> Aim of the task
Make an exact copy of the entries below with the pictures removed.

> Recorded data
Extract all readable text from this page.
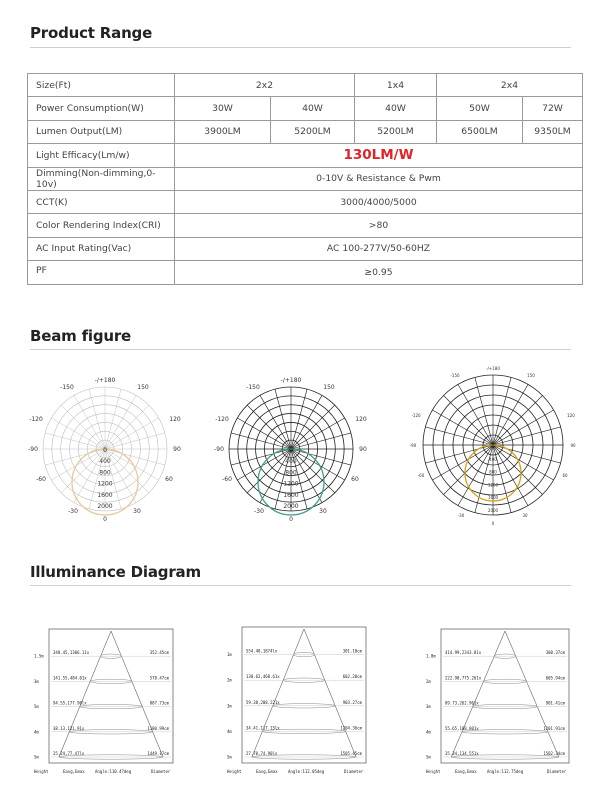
Product Range
Size(Ft)	2x2		1x4	2x4	
Power Consumption(W)	30W	40W	40W	50W	72W
Lumen Output(LM)	3900LM	5200LM	5200LM	6500LM	9350LM
Light Efficacy(Lm/w)	130LM/W				
Dimming(Non-dimming,0-10v)	0-10V & Resistance & Pwm				
CCT(K)	3000/4000/5000				
Color Rendering Index(CRI)	>80				
AC Input Rating(Vac)	AC 100-277V/50-60HZ				
PF	≥0.95				
Beam figure
-/+180
-150	150
-120	120
-90	90
-60	60
-30	30
0
0
400
800
1200
1600
2000
-/+180
-150	150
-120	120
-90	90
-60	60
-30	30
0
0
400
800
1200
1600
2000
-/+180
-150	150
-120	120
-90	90
-60	60
-30	30
0
0
400
800
1200
1600
2000
Illuminance Diagram
1.5m
348.45,1306.11x	352.45cm
3m
141.55,484.01x	578.47cm
5m
94.55,177.96lx	887.73cm
4m
38.13,121.91x	1180.99cm
5m
25.24,77.47lx	1449.17cm
Height	Eavg,Emax	Angle:110.47deg	Diameter
1m
554.48,1874lx	301.10cm
2m
138.62,468.61x	602.20cm
3m
59.38,208.221x	903.27cm
4m
34.41,117.15lx	1204.36cm
5m
27.70,74.90lx	1505.45cm
Height	Eavg,Emax	Angle:112.05deg	Diameter
1.0m
414.99,2343.81x	300.37cm
2m
222.90,775.261x	605.94cm
3m
89.73,262.961x	901.41cm
4m
55.65,188.801x	1201.91cm
5m
35.34,134.551x	1502.34cm
Height	Eavg,Emax	Angle:112.75deg	Diameter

> Answer to this exercise
Extract all readable text from this page.
Product Range
Size(Ft)	2x2		1x4	2x4	
Power Consumption(W)	30W	40W	40W	50W	72W
Lumen Output(LM)	3900LM	5200LM	5200LM	6500LM	9350LM
Light Efficacy(Lm/w)	130LM/W				
Dimming(Non-dimming,0-10v)	0-10V & Resistance & Pwm				
CCT(K)	3000/4000/5000				
Color Rendering Index(CRI)	>80				
AC Input Rating(Vac)	AC 100-277V/50-60HZ				
PF	≥0.95				
Beam figure
-/+180
-150	150
-120	120
-90	90
-60	60
-30	30
0
0
400
800
1200
1600
2000
-/+180
-150	150
-120	120
-90	90
-60	60
-30	30
0
0
400
800
1200
1600
2000
-/+180
-150	150
-120	120
-90	90
-60	60
-30	30
0
0
400
800
1200
1600
2000
Illuminance Diagram
1.5m
348.45,1306.11x	352.45cm
3m
141.55,484.01x	578.47cm
5m
94.55,177.96lx	887.73cm
4m
38.13,121.91x	1180.99cm
5m
25.24,77.47lx	1449.17cm
Height	Eavg,Emax	Angle:110.47deg	Diameter
1m
554.48,1874lx	301.10cm
2m
138.62,468.61x	602.20cm
3m
59.38,208.221x	903.27cm
4m
34.41,117.15lx	1204.36cm
5m
27.70,74.90lx	1505.45cm
Height	Eavg,Emax	Angle:112.05deg	Diameter
1.0m
414.99,2343.81x	300.37cm
2m
222.90,775.261x	605.94cm
3m
89.73,262.961x	901.41cm
4m
55.65,188.801x	1201.91cm
5m
35.34,134.551x	1502.34cm
Height	Eavg,Emax	Angle:112.75deg	Diameter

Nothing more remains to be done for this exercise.